# Set task
Filter these entries so that only lines with the word "Construction" remain.
"""
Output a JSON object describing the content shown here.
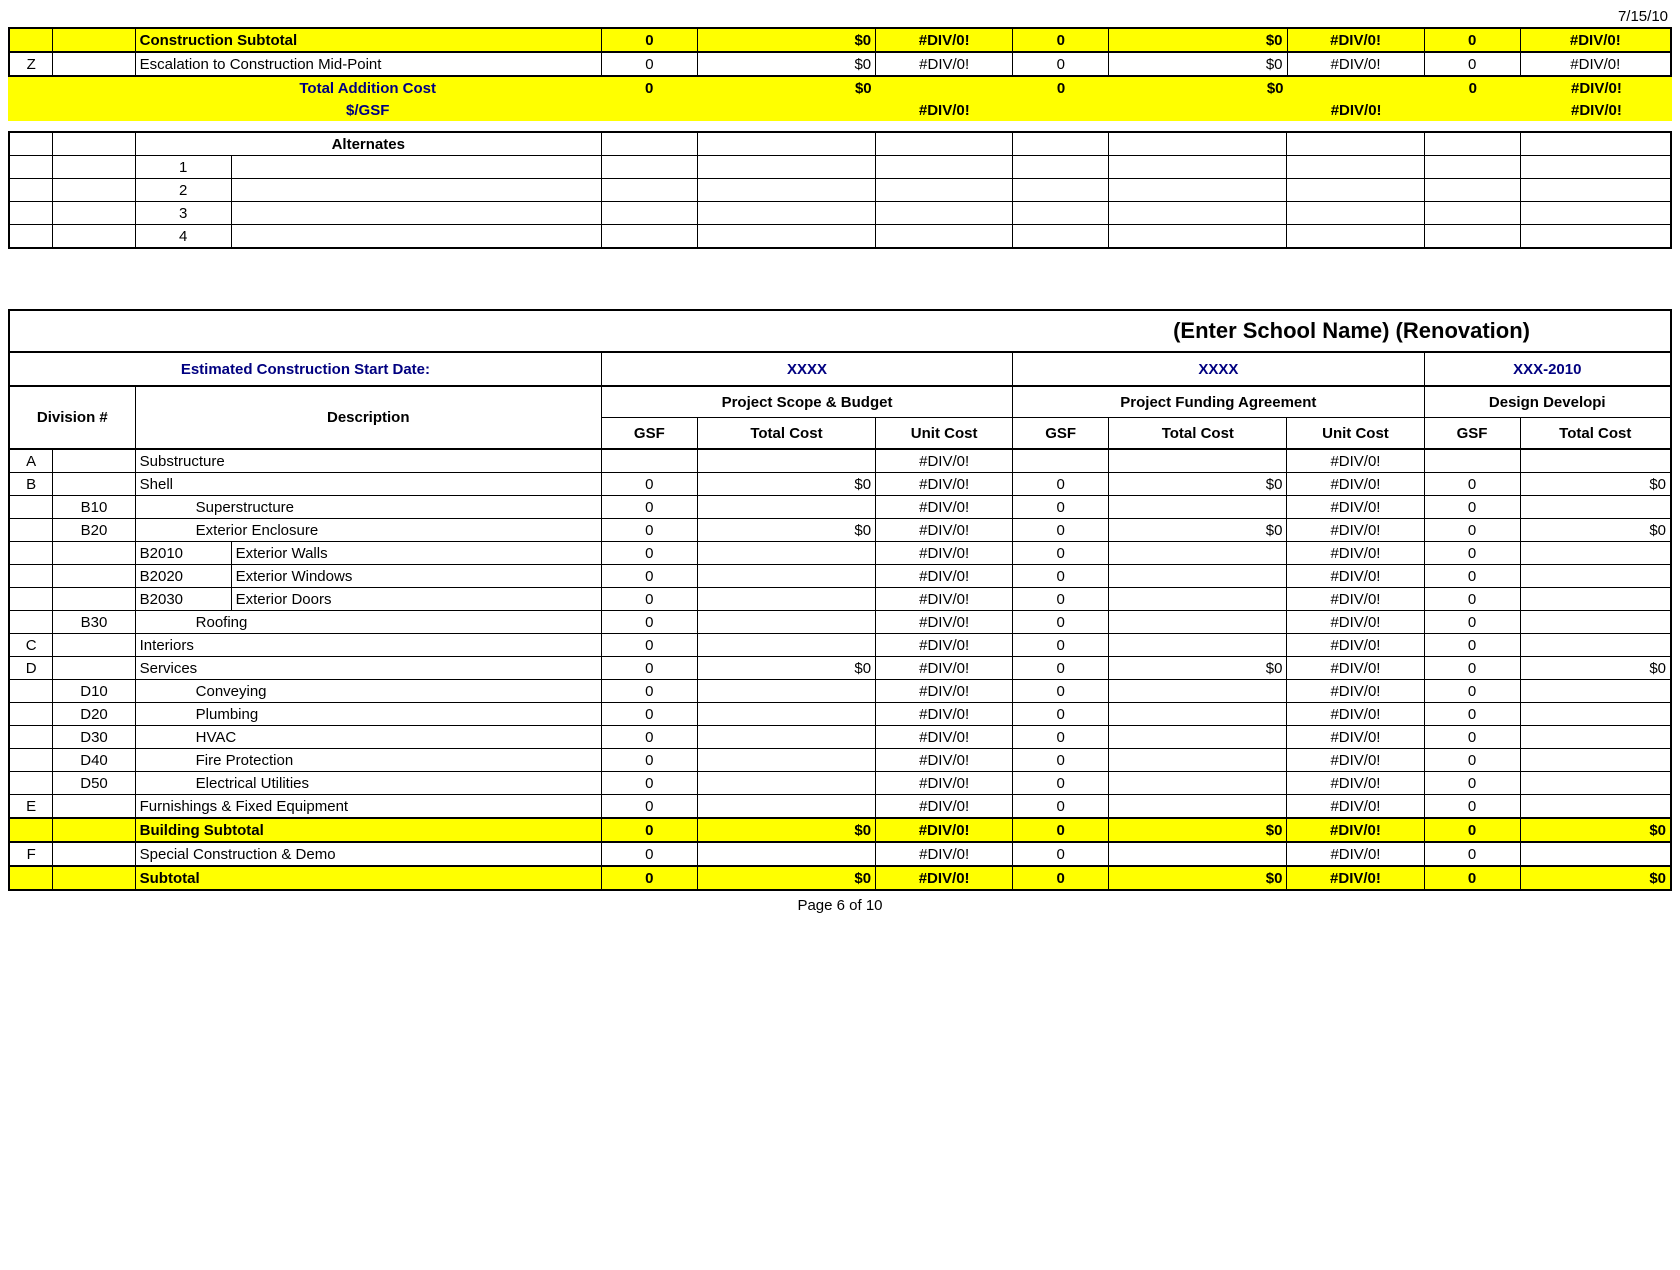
{
  "date_top": "7/15/10",
  "top": {
    "construction_subtotal_label": "Construction Subtotal",
    "escalation_code": "Z",
    "escalation_label": "Escalation to Construction Mid-Point",
    "total_addition_label": "Total Addition Cost",
    "per_gsf_label": "$/GSF",
    "vals": {
      "cs": [
        "0",
        "$0",
        "#DIV/0!",
        "0",
        "$0",
        "#DIV/0!",
        "0",
        "#DIV/0!"
      ],
      "esc": [
        "0",
        "$0",
        "#DIV/0!",
        "0",
        "$0",
        "#DIV/0!",
        "0",
        "#DIV/0!"
      ],
      "tac": [
        "0",
        "$0",
        "0",
        "$0",
        "0",
        "#DIV/0!"
      ],
      "pg": [
        "#DIV/0!",
        "#DIV/0!",
        "#DIV/0!"
      ]
    }
  },
  "alternates": {
    "header": "Alternates",
    "rows": [
      "1",
      "2",
      "3",
      "4"
    ]
  },
  "lower": {
    "title": "(Enter School Name) (Renovation)",
    "start_date_label": "Estimated Construction Start Date:",
    "dates": [
      "XXXX",
      "XXXX",
      "XXX-2010"
    ],
    "division_label": "Division #",
    "description_label": "Description",
    "groups": [
      "Project Scope & Budget",
      "Project Funding Agreement",
      "Design Developi"
    ],
    "subcols": [
      "GSF",
      "Total Cost",
      "Unit Cost"
    ],
    "building_subtotal_label": "Building Subtotal",
    "special_label": "Special Construction & Demo",
    "special_code": "F",
    "subtotal_label": "Subtotal",
    "rows": [
      {
        "c1": "A",
        "c2": "",
        "c3": "",
        "desc": "Substructure",
        "v": [
          "",
          "",
          "#DIV/0!",
          "",
          "",
          "#DIV/0!",
          "",
          ""
        ]
      },
      {
        "c1": "B",
        "c2": "",
        "c3": "",
        "desc": "Shell",
        "v": [
          "0",
          "$0",
          "#DIV/0!",
          "0",
          "$0",
          "#DIV/0!",
          "0",
          "$0"
        ]
      },
      {
        "c1": "",
        "c2": "B10",
        "c3": "",
        "desc": "Superstructure",
        "indent": 1,
        "v": [
          "0",
          "",
          "#DIV/0!",
          "0",
          "",
          "#DIV/0!",
          "0",
          ""
        ]
      },
      {
        "c1": "",
        "c2": "B20",
        "c3": "",
        "desc": "Exterior Enclosure",
        "indent": 1,
        "v": [
          "0",
          "$0",
          "#DIV/0!",
          "0",
          "$0",
          "#DIV/0!",
          "0",
          "$0"
        ]
      },
      {
        "c1": "",
        "c2": "",
        "c3": "B2010",
        "desc": "Exterior Walls",
        "v": [
          "0",
          "",
          "#DIV/0!",
          "0",
          "",
          "#DIV/0!",
          "0",
          ""
        ]
      },
      {
        "c1": "",
        "c2": "",
        "c3": "B2020",
        "desc": "Exterior Windows",
        "v": [
          "0",
          "",
          "#DIV/0!",
          "0",
          "",
          "#DIV/0!",
          "0",
          ""
        ]
      },
      {
        "c1": "",
        "c2": "",
        "c3": "B2030",
        "desc": "Exterior Doors",
        "v": [
          "0",
          "",
          "#DIV/0!",
          "0",
          "",
          "#DIV/0!",
          "0",
          ""
        ]
      },
      {
        "c1": "",
        "c2": "B30",
        "c3": "",
        "desc": "Roofing",
        "indent": 1,
        "v": [
          "0",
          "",
          "#DIV/0!",
          "0",
          "",
          "#DIV/0!",
          "0",
          ""
        ]
      },
      {
        "c1": "C",
        "c2": "",
        "c3": "",
        "desc": "Interiors",
        "v": [
          "0",
          "",
          "#DIV/0!",
          "0",
          "",
          "#DIV/0!",
          "0",
          ""
        ]
      },
      {
        "c1": "D",
        "c2": "",
        "c3": "",
        "desc": "Services",
        "v": [
          "0",
          "$0",
          "#DIV/0!",
          "0",
          "$0",
          "#DIV/0!",
          "0",
          "$0"
        ]
      },
      {
        "c1": "",
        "c2": "D10",
        "c3": "",
        "desc": "Conveying",
        "indent": 1,
        "v": [
          "0",
          "",
          "#DIV/0!",
          "0",
          "",
          "#DIV/0!",
          "0",
          ""
        ]
      },
      {
        "c1": "",
        "c2": "D20",
        "c3": "",
        "desc": "Plumbing",
        "indent": 1,
        "v": [
          "0",
          "",
          "#DIV/0!",
          "0",
          "",
          "#DIV/0!",
          "0",
          ""
        ]
      },
      {
        "c1": "",
        "c2": "D30",
        "c3": "",
        "desc": "HVAC",
        "indent": 1,
        "v": [
          "0",
          "",
          "#DIV/0!",
          "0",
          "",
          "#DIV/0!",
          "0",
          ""
        ]
      },
      {
        "c1": "",
        "c2": "D40",
        "c3": "",
        "desc": "Fire Protection",
        "indent": 1,
        "v": [
          "0",
          "",
          "#DIV/0!",
          "0",
          "",
          "#DIV/0!",
          "0",
          ""
        ]
      },
      {
        "c1": "",
        "c2": "D50",
        "c3": "",
        "desc": "Electrical Utilities",
        "indent": 1,
        "v": [
          "0",
          "",
          "#DIV/0!",
          "0",
          "",
          "#DIV/0!",
          "0",
          ""
        ]
      },
      {
        "c1": "E",
        "c2": "",
        "c3": "",
        "desc": "Furnishings & Fixed Equipment",
        "v": [
          "0",
          "",
          "#DIV/0!",
          "0",
          "",
          "#DIV/0!",
          "0",
          ""
        ]
      }
    ],
    "building_subtotal_vals": [
      "0",
      "$0",
      "#DIV/0!",
      "0",
      "$0",
      "#DIV/0!",
      "0",
      "$0"
    ],
    "special_vals": [
      "0",
      "",
      "#DIV/0!",
      "0",
      "",
      "#DIV/0!",
      "0",
      ""
    ],
    "subtotal_vals": [
      "0",
      "$0",
      "#DIV/0!",
      "0",
      "$0",
      "#DIV/0!",
      "0",
      "$0"
    ]
  },
  "footer": "Page 6 of 10"
}
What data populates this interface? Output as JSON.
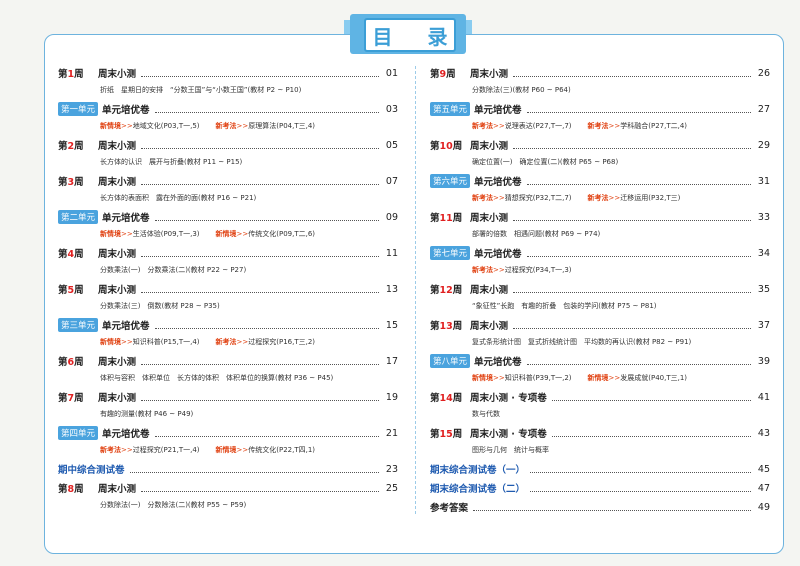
"""
# Result of this task
    "construction_subtotal_label": "Construction Subtotal",
    "escalation_label": "Escalation to Construction Mid-Point",
    "start_date_label": "Estimated Construction Start Date:",
    "special_label": "Special Construction & Demo",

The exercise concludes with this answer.